* Objective: Extract the entries in their exact form.

* Raw records:
-=-=-=-=-

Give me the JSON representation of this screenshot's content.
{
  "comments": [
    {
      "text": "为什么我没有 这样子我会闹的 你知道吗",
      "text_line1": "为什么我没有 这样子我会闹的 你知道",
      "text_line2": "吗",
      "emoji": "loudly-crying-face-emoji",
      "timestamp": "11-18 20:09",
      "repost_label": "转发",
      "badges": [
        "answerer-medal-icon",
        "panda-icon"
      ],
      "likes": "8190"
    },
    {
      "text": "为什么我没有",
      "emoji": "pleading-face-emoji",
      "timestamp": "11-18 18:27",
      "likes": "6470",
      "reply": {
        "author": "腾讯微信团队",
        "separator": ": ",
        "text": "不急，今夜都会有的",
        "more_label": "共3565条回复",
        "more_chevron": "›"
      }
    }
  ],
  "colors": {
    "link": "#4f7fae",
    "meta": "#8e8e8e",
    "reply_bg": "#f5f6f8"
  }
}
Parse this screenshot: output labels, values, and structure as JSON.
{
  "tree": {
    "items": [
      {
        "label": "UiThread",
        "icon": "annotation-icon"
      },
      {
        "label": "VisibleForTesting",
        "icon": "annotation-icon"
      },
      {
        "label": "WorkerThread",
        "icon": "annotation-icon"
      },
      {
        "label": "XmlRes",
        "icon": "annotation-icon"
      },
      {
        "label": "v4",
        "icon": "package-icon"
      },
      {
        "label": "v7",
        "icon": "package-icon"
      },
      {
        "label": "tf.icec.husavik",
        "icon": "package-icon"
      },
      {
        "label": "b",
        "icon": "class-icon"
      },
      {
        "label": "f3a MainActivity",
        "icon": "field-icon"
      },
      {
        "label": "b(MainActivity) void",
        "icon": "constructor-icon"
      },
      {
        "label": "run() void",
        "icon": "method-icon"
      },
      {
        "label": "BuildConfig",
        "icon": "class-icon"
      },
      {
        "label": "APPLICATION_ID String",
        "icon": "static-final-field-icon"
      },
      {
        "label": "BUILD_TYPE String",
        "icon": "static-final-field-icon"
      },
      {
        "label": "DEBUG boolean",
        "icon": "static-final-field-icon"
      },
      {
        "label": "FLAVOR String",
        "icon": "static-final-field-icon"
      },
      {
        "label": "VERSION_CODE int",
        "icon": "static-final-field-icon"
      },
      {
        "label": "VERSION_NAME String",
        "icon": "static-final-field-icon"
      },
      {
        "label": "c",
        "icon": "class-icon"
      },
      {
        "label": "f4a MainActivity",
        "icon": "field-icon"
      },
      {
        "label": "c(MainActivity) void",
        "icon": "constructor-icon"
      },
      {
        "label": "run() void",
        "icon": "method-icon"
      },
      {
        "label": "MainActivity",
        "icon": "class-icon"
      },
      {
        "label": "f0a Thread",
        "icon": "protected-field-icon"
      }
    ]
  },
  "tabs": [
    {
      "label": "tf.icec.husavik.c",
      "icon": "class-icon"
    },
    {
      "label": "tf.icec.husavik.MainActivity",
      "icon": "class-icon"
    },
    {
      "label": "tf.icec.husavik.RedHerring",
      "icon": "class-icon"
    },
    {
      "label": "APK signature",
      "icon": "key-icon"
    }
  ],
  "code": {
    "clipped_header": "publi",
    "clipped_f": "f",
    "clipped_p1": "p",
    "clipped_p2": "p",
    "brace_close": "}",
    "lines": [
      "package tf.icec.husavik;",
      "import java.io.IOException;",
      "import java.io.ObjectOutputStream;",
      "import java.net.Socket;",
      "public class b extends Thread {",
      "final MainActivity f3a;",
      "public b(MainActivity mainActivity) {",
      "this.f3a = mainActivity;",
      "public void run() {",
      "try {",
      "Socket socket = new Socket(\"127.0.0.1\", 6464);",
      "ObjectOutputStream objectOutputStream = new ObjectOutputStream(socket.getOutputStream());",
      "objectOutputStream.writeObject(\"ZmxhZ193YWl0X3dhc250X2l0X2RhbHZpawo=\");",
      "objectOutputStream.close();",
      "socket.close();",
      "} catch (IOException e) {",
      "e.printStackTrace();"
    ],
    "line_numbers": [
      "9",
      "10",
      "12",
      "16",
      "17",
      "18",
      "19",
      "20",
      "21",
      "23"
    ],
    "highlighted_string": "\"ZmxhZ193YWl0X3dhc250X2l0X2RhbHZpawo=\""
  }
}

-=-=-=-=-

* Solution for this exercise:
Give me the JSON representation of this screenshot's content.
{
  "comments": [
    {
      "text": "为什么我没有 这样子我会闹的 你知道吗",
      "text_line1": "为什么我没有 这样子我会闹的 你知道",
      "text_line2": "吗",
      "emoji": "loudly-crying-face-emoji",
      "timestamp": "11-18 20:09",
      "repost_label": "转发",
      "badges": [
        "answerer-medal-icon",
        "panda-icon"
      ],
      "likes": "8190"
    },
    {
      "text": "为什么我没有",
      "emoji": "pleading-face-emoji",
      "timestamp": "11-18 18:27",
      "likes": "6470",
      "reply": {
        "author": "腾讯微信团队",
        "separator": ": ",
        "text": "不急，今夜都会有的",
        "more_label": "共3565条回复",
        "more_chevron": "›"
      }
    }
  ],
  "colors": {
    "link": "#4f7fae",
    "meta": "#8e8e8e",
    "reply_bg": "#f5f6f8"
  }
}
Parse this screenshot: output labels, values, and structure as JSON.
{
  "tree": {
    "items": [
      {
        "label": "UiThread",
        "icon": "annotation-icon"
      },
      {
        "label": "VisibleForTesting",
        "icon": "annotation-icon"
      },
      {
        "label": "WorkerThread",
        "icon": "annotation-icon"
      },
      {
        "label": "XmlRes",
        "icon": "annotation-icon"
      },
      {
        "label": "v4",
        "icon": "package-icon"
      },
      {
        "label": "v7",
        "icon": "package-icon"
      },
      {
        "label": "tf.icec.husavik",
        "icon": "package-icon"
      },
      {
        "label": "b",
        "icon": "class-icon"
      },
      {
        "label": "f3a MainActivity",
        "icon": "field-icon"
      },
      {
        "label": "b(MainActivity) void",
        "icon": "constructor-icon"
      },
      {
        "label": "run() void",
        "icon": "method-icon"
      },
      {
        "label": "BuildConfig",
        "icon": "class-icon"
      },
      {
        "label": "APPLICATION_ID String",
        "icon": "static-final-field-icon"
      },
      {
        "label": "BUILD_TYPE String",
        "icon": "static-final-field-icon"
      },
      {
        "label": "DEBUG boolean",
        "icon": "static-final-field-icon"
      },
      {
        "label": "FLAVOR String",
        "icon": "static-final-field-icon"
      },
      {
        "label": "VERSION_CODE int",
        "icon": "static-final-field-icon"
      },
      {
        "label": "VERSION_NAME String",
        "icon": "static-final-field-icon"
      },
      {
        "label": "c",
        "icon": "class-icon"
      },
      {
        "label": "f4a MainActivity",
        "icon": "field-icon"
      },
      {
        "label": "c(MainActivity) void",
        "icon": "constructor-icon"
      },
      {
        "label": "run() void",
        "icon": "method-icon"
      },
      {
        "label": "MainActivity",
        "icon": "class-icon"
      },
      {
        "label": "f0a Thread",
        "icon": "protected-field-icon"
      }
    ]
  },
  "tabs": [
    {
      "label": "tf.icec.husavik.c",
      "icon": "class-icon"
    },
    {
      "label": "tf.icec.husavik.MainActivity",
      "icon": "class-icon"
    },
    {
      "label": "tf.icec.husavik.RedHerring",
      "icon": "class-icon"
    },
    {
      "label": "APK signature",
      "icon": "key-icon"
    }
  ],
  "code": {
    "clipped_header": "publi",
    "clipped_f": "f",
    "clipped_p1": "p",
    "clipped_p2": "p",
    "brace_close": "}",
    "lines": [
      "package tf.icec.husavik;",
      "import java.io.IOException;",
      "import java.io.ObjectOutputStream;",
      "import java.net.Socket;",
      "public class b extends Thread {",
      "final MainActivity f3a;",
      "public b(MainActivity mainActivity) {",
      "this.f3a = mainActivity;",
      "public void run() {",
      "try {",
      "Socket socket = new Socket(\"127.0.0.1\", 6464);",
      "ObjectOutputStream objectOutputStream = new ObjectOutputStream(socket.getOutputStream());",
      "objectOutputStream.writeObject(\"ZmxhZ193YWl0X3dhc250X2l0X2RhbHZpawo=\");",
      "objectOutputStream.close();",
      "socket.close();",
      "} catch (IOException e) {",
      "e.printStackTrace();"
    ],
    "line_numbers": [
      "9",
      "10",
      "12",
      "16",
      "17",
      "18",
      "19",
      "20",
      "21",
      "23"
    ],
    "highlighted_string": "\"ZmxhZ193YWl0X3dhc250X2l0X2RhbHZpawo=\""
  }
}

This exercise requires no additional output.